Data section:
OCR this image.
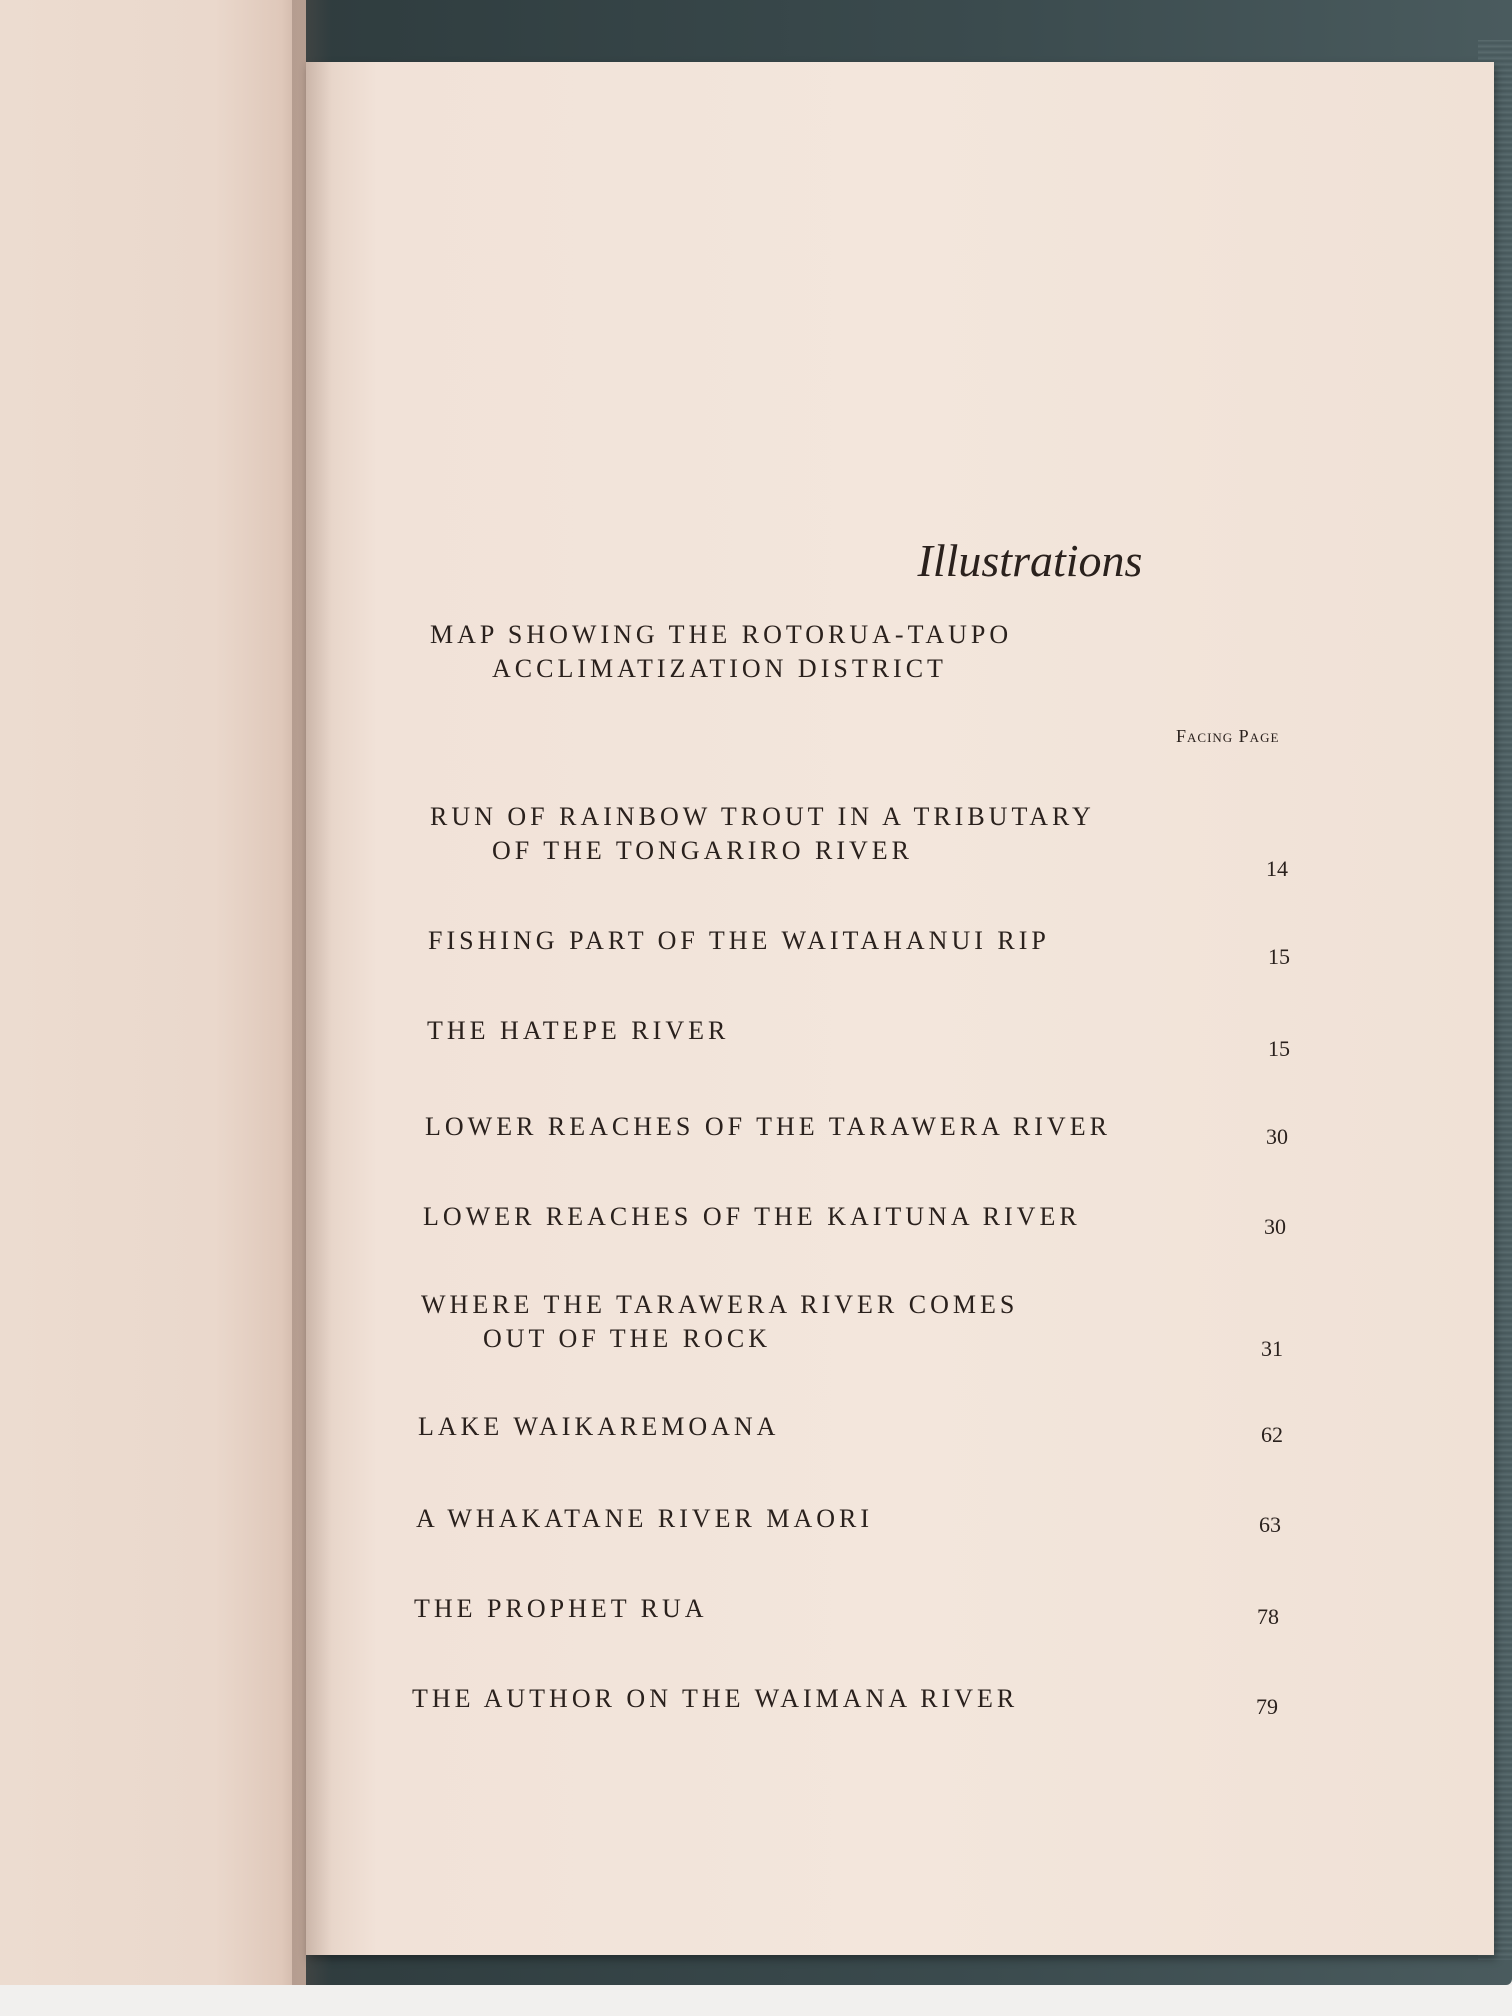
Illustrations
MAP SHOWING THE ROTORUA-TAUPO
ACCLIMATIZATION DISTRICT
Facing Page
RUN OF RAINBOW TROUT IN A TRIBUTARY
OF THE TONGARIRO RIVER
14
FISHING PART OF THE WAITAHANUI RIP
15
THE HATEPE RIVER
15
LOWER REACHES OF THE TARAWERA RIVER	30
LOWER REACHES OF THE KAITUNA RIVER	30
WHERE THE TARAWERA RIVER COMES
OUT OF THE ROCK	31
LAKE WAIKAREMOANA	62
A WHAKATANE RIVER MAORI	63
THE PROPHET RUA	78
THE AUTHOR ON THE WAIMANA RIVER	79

Job: Transcribe every record above exactly, leaving out the pictures.

Answer below:
OCR this image.
Illustrations
MAP SHOWING THE ROTORUA-TAUPO
ACCLIMATIZATION DISTRICT
Facing Page
RUN OF RAINBOW TROUT IN A TRIBUTARY
OF THE TONGARIRO RIVER
14
FISHING PART OF THE WAITAHANUI RIP
15
THE HATEPE RIVER
15
LOWER REACHES OF THE TARAWERA RIVER	30
LOWER REACHES OF THE KAITUNA RIVER	30
WHERE THE TARAWERA RIVER COMES
OUT OF THE ROCK	31
LAKE WAIKAREMOANA	62
A WHAKATANE RIVER MAORI	63
THE PROPHET RUA	78
THE AUTHOR ON THE WAIMANA RIVER	79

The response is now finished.